**Given problem**
What follows is a block of records; restate each one word for word.
═════ Given records ═════
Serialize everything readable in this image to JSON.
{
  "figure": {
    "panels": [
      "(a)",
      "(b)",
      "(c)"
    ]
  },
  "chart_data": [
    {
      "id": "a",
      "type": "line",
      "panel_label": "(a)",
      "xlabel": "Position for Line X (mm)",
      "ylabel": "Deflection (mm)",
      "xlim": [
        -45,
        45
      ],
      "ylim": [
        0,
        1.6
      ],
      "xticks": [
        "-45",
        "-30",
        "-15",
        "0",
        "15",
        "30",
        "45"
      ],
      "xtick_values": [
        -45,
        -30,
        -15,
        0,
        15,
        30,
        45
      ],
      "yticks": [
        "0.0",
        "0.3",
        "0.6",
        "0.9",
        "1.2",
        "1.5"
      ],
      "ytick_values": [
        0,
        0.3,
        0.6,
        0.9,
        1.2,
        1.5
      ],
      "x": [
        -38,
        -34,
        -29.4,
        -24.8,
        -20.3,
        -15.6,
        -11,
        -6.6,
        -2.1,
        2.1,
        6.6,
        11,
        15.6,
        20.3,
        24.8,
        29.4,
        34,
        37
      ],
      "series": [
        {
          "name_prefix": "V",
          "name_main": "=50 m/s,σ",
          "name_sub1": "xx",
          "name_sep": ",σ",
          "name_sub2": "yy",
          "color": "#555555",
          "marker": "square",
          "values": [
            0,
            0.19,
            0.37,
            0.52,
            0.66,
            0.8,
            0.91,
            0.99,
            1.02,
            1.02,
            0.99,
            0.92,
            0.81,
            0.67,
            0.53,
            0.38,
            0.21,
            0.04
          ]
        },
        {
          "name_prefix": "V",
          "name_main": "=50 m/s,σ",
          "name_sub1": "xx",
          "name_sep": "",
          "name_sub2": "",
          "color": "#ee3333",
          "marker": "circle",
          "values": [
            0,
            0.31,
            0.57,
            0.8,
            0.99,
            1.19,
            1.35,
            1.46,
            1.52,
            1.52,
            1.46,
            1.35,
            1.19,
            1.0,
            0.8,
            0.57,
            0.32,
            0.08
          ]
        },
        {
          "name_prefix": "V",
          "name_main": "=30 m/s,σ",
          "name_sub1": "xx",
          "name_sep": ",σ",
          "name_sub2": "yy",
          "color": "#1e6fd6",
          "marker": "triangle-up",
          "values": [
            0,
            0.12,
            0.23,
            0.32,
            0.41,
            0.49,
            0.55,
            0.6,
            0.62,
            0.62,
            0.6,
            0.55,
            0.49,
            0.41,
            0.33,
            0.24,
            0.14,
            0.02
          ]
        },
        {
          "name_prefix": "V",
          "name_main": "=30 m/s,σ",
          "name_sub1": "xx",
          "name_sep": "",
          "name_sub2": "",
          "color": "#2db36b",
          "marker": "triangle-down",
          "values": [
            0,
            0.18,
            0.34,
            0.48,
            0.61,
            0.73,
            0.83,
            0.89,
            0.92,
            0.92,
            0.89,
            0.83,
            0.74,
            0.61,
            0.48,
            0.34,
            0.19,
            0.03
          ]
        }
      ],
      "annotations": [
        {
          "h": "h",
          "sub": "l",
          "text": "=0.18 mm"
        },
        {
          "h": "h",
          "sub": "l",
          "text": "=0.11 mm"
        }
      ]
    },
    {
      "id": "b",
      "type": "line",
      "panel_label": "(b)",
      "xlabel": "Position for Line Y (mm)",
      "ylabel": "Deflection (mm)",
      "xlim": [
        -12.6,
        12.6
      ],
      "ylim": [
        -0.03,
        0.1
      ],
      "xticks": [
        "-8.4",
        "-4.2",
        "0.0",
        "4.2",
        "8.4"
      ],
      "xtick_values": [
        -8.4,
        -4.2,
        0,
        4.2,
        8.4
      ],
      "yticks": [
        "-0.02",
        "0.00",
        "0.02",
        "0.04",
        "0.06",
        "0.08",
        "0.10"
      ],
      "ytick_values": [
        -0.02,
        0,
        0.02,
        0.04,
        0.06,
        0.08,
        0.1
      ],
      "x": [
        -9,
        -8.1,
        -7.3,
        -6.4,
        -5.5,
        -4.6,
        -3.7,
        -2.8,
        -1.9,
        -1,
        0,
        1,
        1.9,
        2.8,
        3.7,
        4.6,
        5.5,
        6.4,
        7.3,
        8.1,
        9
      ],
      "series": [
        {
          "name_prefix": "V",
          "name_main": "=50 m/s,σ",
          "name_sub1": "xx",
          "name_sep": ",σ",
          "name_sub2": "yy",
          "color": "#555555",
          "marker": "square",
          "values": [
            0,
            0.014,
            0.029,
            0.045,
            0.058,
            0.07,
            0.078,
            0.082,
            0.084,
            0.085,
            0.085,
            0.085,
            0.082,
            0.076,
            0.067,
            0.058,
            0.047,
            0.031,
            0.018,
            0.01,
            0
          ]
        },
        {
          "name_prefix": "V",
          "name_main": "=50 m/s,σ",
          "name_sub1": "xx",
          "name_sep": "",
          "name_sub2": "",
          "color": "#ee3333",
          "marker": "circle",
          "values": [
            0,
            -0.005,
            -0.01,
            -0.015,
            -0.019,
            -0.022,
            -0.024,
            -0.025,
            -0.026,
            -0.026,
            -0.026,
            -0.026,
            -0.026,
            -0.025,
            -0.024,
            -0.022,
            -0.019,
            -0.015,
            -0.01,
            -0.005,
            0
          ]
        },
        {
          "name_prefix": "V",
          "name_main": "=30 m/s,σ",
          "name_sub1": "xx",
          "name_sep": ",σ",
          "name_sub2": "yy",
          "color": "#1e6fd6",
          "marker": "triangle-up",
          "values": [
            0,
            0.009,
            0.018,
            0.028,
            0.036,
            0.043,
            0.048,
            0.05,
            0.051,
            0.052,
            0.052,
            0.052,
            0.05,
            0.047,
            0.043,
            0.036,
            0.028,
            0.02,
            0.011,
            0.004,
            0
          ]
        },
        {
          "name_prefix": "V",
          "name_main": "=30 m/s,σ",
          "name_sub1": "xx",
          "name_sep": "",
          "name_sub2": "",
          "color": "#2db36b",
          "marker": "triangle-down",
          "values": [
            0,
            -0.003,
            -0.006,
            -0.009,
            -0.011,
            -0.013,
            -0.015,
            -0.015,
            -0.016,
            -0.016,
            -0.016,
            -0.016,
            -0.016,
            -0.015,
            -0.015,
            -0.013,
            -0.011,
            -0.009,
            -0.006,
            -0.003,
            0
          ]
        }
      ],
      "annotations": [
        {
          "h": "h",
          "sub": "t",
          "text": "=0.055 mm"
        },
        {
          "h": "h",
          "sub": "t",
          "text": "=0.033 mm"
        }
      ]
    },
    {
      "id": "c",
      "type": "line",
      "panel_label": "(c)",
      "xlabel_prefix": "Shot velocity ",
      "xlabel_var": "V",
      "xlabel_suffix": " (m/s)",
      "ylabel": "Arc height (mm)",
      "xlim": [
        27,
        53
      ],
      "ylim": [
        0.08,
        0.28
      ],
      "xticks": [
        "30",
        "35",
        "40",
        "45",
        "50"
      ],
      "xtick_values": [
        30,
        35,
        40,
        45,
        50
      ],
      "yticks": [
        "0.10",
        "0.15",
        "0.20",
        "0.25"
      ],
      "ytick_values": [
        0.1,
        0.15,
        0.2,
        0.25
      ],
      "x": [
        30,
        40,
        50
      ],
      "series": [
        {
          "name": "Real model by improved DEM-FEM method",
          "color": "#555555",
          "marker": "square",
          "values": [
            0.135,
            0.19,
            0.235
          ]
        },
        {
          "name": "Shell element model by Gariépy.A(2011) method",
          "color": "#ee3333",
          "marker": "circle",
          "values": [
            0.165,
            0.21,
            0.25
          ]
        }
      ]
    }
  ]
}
═════
**Task output**
Serialize everything readable in this image to JSON.
{
  "figure": {
    "panels": [
      "(a)",
      "(b)",
      "(c)"
    ]
  },
  "chart_data": [
    {
      "id": "a",
      "type": "line",
      "panel_label": "(a)",
      "xlabel": "Position for Line X (mm)",
      "ylabel": "Deflection (mm)",
      "xlim": [
        -45,
        45
      ],
      "ylim": [
        0,
        1.6
      ],
      "xticks": [
        "-45",
        "-30",
        "-15",
        "0",
        "15",
        "30",
        "45"
      ],
      "xtick_values": [
        -45,
        -30,
        -15,
        0,
        15,
        30,
        45
      ],
      "yticks": [
        "0.0",
        "0.3",
        "0.6",
        "0.9",
        "1.2",
        "1.5"
      ],
      "ytick_values": [
        0,
        0.3,
        0.6,
        0.9,
        1.2,
        1.5
      ],
      "x": [
        -38,
        -34,
        -29.4,
        -24.8,
        -20.3,
        -15.6,
        -11,
        -6.6,
        -2.1,
        2.1,
        6.6,
        11,
        15.6,
        20.3,
        24.8,
        29.4,
        34,
        37
      ],
      "series": [
        {
          "name_prefix": "V",
          "name_main": "=50 m/s,σ",
          "name_sub1": "xx",
          "name_sep": ",σ",
          "name_sub2": "yy",
          "color": "#555555",
          "marker": "square",
          "values": [
            0,
            0.19,
            0.37,
            0.52,
            0.66,
            0.8,
            0.91,
            0.99,
            1.02,
            1.02,
            0.99,
            0.92,
            0.81,
            0.67,
            0.53,
            0.38,
            0.21,
            0.04
          ]
        },
        {
          "name_prefix": "V",
          "name_main": "=50 m/s,σ",
          "name_sub1": "xx",
          "name_sep": "",
          "name_sub2": "",
          "color": "#ee3333",
          "marker": "circle",
          "values": [
            0,
            0.31,
            0.57,
            0.8,
            0.99,
            1.19,
            1.35,
            1.46,
            1.52,
            1.52,
            1.46,
            1.35,
            1.19,
            1.0,
            0.8,
            0.57,
            0.32,
            0.08
          ]
        },
        {
          "name_prefix": "V",
          "name_main": "=30 m/s,σ",
          "name_sub1": "xx",
          "name_sep": ",σ",
          "name_sub2": "yy",
          "color": "#1e6fd6",
          "marker": "triangle-up",
          "values": [
            0,
            0.12,
            0.23,
            0.32,
            0.41,
            0.49,
            0.55,
            0.6,
            0.62,
            0.62,
            0.6,
            0.55,
            0.49,
            0.41,
            0.33,
            0.24,
            0.14,
            0.02
          ]
        },
        {
          "name_prefix": "V",
          "name_main": "=30 m/s,σ",
          "name_sub1": "xx",
          "name_sep": "",
          "name_sub2": "",
          "color": "#2db36b",
          "marker": "triangle-down",
          "values": [
            0,
            0.18,
            0.34,
            0.48,
            0.61,
            0.73,
            0.83,
            0.89,
            0.92,
            0.92,
            0.89,
            0.83,
            0.74,
            0.61,
            0.48,
            0.34,
            0.19,
            0.03
          ]
        }
      ],
      "annotations": [
        {
          "h": "h",
          "sub": "l",
          "text": "=0.18 mm"
        },
        {
          "h": "h",
          "sub": "l",
          "text": "=0.11 mm"
        }
      ]
    },
    {
      "id": "b",
      "type": "line",
      "panel_label": "(b)",
      "xlabel": "Position for Line Y (mm)",
      "ylabel": "Deflection (mm)",
      "xlim": [
        -12.6,
        12.6
      ],
      "ylim": [
        -0.03,
        0.1
      ],
      "xticks": [
        "-8.4",
        "-4.2",
        "0.0",
        "4.2",
        "8.4"
      ],
      "xtick_values": [
        -8.4,
        -4.2,
        0,
        4.2,
        8.4
      ],
      "yticks": [
        "-0.02",
        "0.00",
        "0.02",
        "0.04",
        "0.06",
        "0.08",
        "0.10"
      ],
      "ytick_values": [
        -0.02,
        0,
        0.02,
        0.04,
        0.06,
        0.08,
        0.1
      ],
      "x": [
        -9,
        -8.1,
        -7.3,
        -6.4,
        -5.5,
        -4.6,
        -3.7,
        -2.8,
        -1.9,
        -1,
        0,
        1,
        1.9,
        2.8,
        3.7,
        4.6,
        5.5,
        6.4,
        7.3,
        8.1,
        9
      ],
      "series": [
        {
          "name_prefix": "V",
          "name_main": "=50 m/s,σ",
          "name_sub1": "xx",
          "name_sep": ",σ",
          "name_sub2": "yy",
          "color": "#555555",
          "marker": "square",
          "values": [
            0,
            0.014,
            0.029,
            0.045,
            0.058,
            0.07,
            0.078,
            0.082,
            0.084,
            0.085,
            0.085,
            0.085,
            0.082,
            0.076,
            0.067,
            0.058,
            0.047,
            0.031,
            0.018,
            0.01,
            0
          ]
        },
        {
          "name_prefix": "V",
          "name_main": "=50 m/s,σ",
          "name_sub1": "xx",
          "name_sep": "",
          "name_sub2": "",
          "color": "#ee3333",
          "marker": "circle",
          "values": [
            0,
            -0.005,
            -0.01,
            -0.015,
            -0.019,
            -0.022,
            -0.024,
            -0.025,
            -0.026,
            -0.026,
            -0.026,
            -0.026,
            -0.026,
            -0.025,
            -0.024,
            -0.022,
            -0.019,
            -0.015,
            -0.01,
            -0.005,
            0
          ]
        },
        {
          "name_prefix": "V",
          "name_main": "=30 m/s,σ",
          "name_sub1": "xx",
          "name_sep": ",σ",
          "name_sub2": "yy",
          "color": "#1e6fd6",
          "marker": "triangle-up",
          "values": [
            0,
            0.009,
            0.018,
            0.028,
            0.036,
            0.043,
            0.048,
            0.05,
            0.051,
            0.052,
            0.052,
            0.052,
            0.05,
            0.047,
            0.043,
            0.036,
            0.028,
            0.02,
            0.011,
            0.004,
            0
          ]
        },
        {
          "name_prefix": "V",
          "name_main": "=30 m/s,σ",
          "name_sub1": "xx",
          "name_sep": "",
          "name_sub2": "",
          "color": "#2db36b",
          "marker": "triangle-down",
          "values": [
            0,
            -0.003,
            -0.006,
            -0.009,
            -0.011,
            -0.013,
            -0.015,
            -0.015,
            -0.016,
            -0.016,
            -0.016,
            -0.016,
            -0.016,
            -0.015,
            -0.015,
            -0.013,
            -0.011,
            -0.009,
            -0.006,
            -0.003,
            0
          ]
        }
      ],
      "annotations": [
        {
          "h": "h",
          "sub": "t",
          "text": "=0.055 mm"
        },
        {
          "h": "h",
          "sub": "t",
          "text": "=0.033 mm"
        }
      ]
    },
    {
      "id": "c",
      "type": "line",
      "panel_label": "(c)",
      "xlabel_prefix": "Shot velocity ",
      "xlabel_var": "V",
      "xlabel_suffix": " (m/s)",
      "ylabel": "Arc height (mm)",
      "xlim": [
        27,
        53
      ],
      "ylim": [
        0.08,
        0.28
      ],
      "xticks": [
        "30",
        "35",
        "40",
        "45",
        "50"
      ],
      "xtick_values": [
        30,
        35,
        40,
        45,
        50
      ],
      "yticks": [
        "0.10",
        "0.15",
        "0.20",
        "0.25"
      ],
      "ytick_values": [
        0.1,
        0.15,
        0.2,
        0.25
      ],
      "x": [
        30,
        40,
        50
      ],
      "series": [
        {
          "name": "Real model by improved DEM-FEM method",
          "color": "#555555",
          "marker": "square",
          "values": [
            0.135,
            0.19,
            0.235
          ]
        },
        {
          "name": "Shell element model by Gariépy.A(2011) method",
          "color": "#ee3333",
          "marker": "circle",
          "values": [
            0.165,
            0.21,
            0.25
          ]
        }
      ]
    }
  ]
}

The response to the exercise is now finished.